→ **REQUIREMENT**:
Continue the DPU management passage from where it stops, in the same technical register.

FIG. 6 is a block diagram that schematically illustrates a computing system, e.g., a data center or a High-Performance Computing (HPC) cluster, in accordance with an embodiment of the present disclosure.

DESCRIPTION OF EXAMPLE EMBODIMENTS

Overview of Example Embodiments

Modern data center and high-performance computing environments face significant challenges in managing heterogeneous computing infrastructures that incorporate specialized processing units such as data processing units (DPUs) alongside traditional host processors. Existing infrastructure management systems were primarily designed for homogeneous computing environments and lack the capability to effectively coordinate the lifecycles of different types of processing units. This creates operational complexity when deploying and managing infrastructure services across distributed computing environments, particularly when these services need to be offloaded to specialized hardware components.

The provisioning and lifecycle management of DPUs presents unique challenges that are not adequately addressed by current solutions. Traditional provisioning approaches do not account for the interdependencies between host computers and their associated DPUs, leading to potential synchronization issues and operational inefficiencies. When DPUs require updates, configuration changes, or maintenance operations, the impact on the host computer's workload and operational state is often not properly managed, resulting in service disruptions and suboptimal resource utilization.

Service function chaining in heterogeneous computing environments introduces additional complexity, as network traffic must be efficiently processed through sequences of network functions or services deployed across different types of processing hardware. Current service chaining implementations typically do not leverage hardware acceleration capabilities available in modern DPUs, resulting in performance bottlenecks and inefficient resource utilization. The lack of integrated orchestration between service deployment and hardware-accelerated packet processing further compounds these performance limitations.

Container orchestration platforms, while effective for managing distributed applications, do not provide adequate support for managing specialized hardware components and their associated services. The extension of orchestration capabilities to coordinate between host processors and DPUs requires sophisticated lifecycle management that current platforms do not offer. This gap becomes particularly problematic in large-scale deployments where hundreds or thousands of DPUs must be managed in coordination with their respective host systems.

→ **MATERIAL**:
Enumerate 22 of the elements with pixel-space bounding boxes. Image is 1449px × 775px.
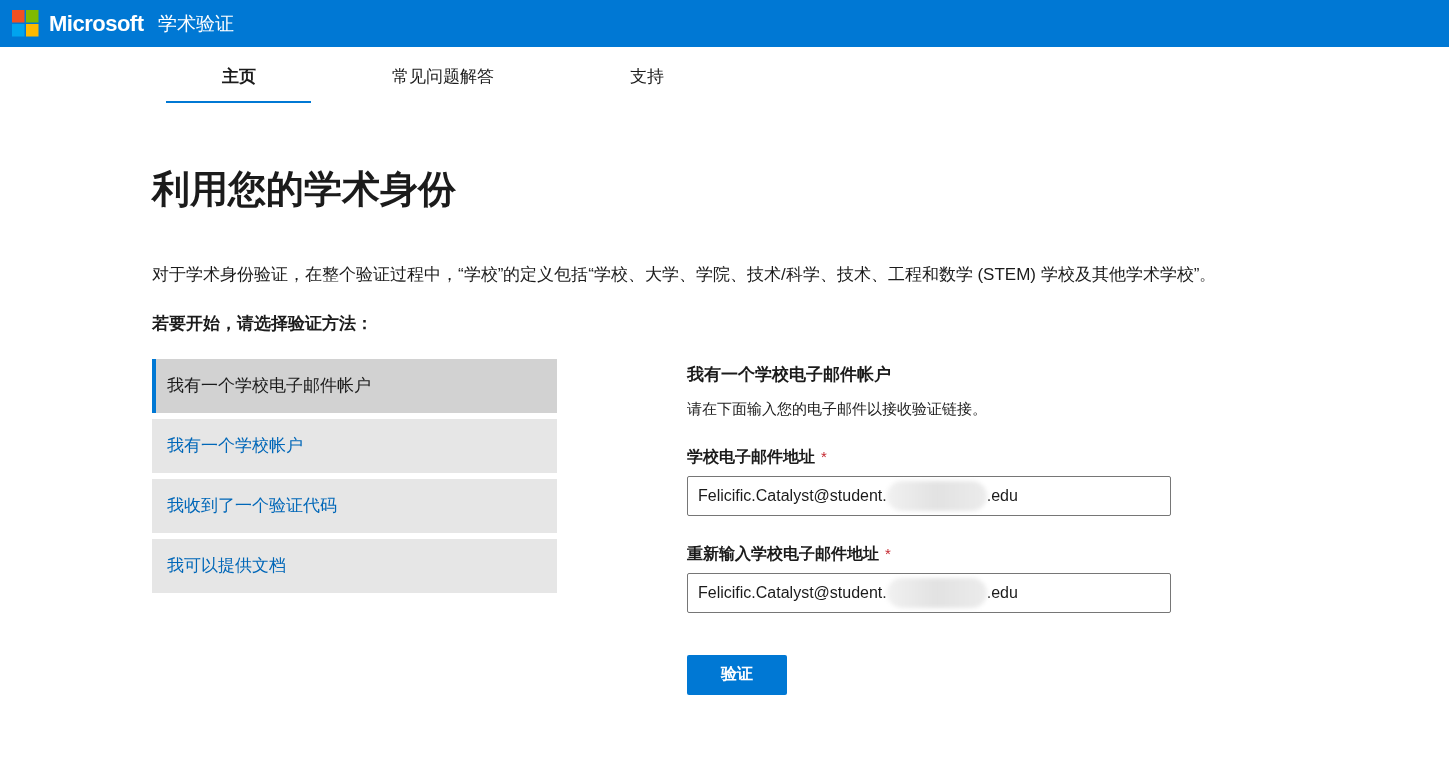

→ **EXPECTED ANSWER**:
Embodiments of the present disclosure address at least some of the above drawbacks by providing at least one management node that provisions software on processing cores of each data processing unit (DPU) in a system including a plurality of DPUs and synchronizes the lifecycle of each DPU with the lifecycle of a respective host computer during software provisioning.

In some embodiments, the system provides comprehensive DPU provisioning and lifecycle management through a two-tier container orchestration platform architecture comprising a host cluster and at least one DPU cluster, where the DPU cluster is managed by the host cluster. This hierarchical approach enables centralized management of both host and DPU resources while maintaining the flexibility to scale DPU clusters automatically as the number of DPUs grows. The management node can provision operating systems and services on DPU processing cores through multiple pathways, including via management paths through host operating systems in trusted environments or via out-of-band management paths through baseboard management controllers (BMCs) in zero-trust environments.

In some cases, the system implements sophisticated lifecycle synchronization by applying node effects to host computers during DPU provisioning operations. These node effects may include draining workloads from the host computer, preventing new workloads from running, creating events for application reaction, or executing user-provided scripts. This synchronization ensures that DPU maintenance and updates do not disrupt host operations and that both components remain in coordinated operational states throughout their lifecycles.

In some embodiments, the system provides advanced service function chaining capabilities where the management node defines service function chaining between services installed on DPU processing cores, and the DPU processing cores implement the defined service function chaining. The system leverages hardware acceleration by having DPU processing cores process initial packets of network flows using chained services, analyze the processing results, and program packet processing pipeline hardware to handle subsequent packets of the same flow according to the analyzed results. This approach significantly improves performance by offloading repetitive packet processing operations to dedicated hardware while maintaining the flexibility of software-defined service chains.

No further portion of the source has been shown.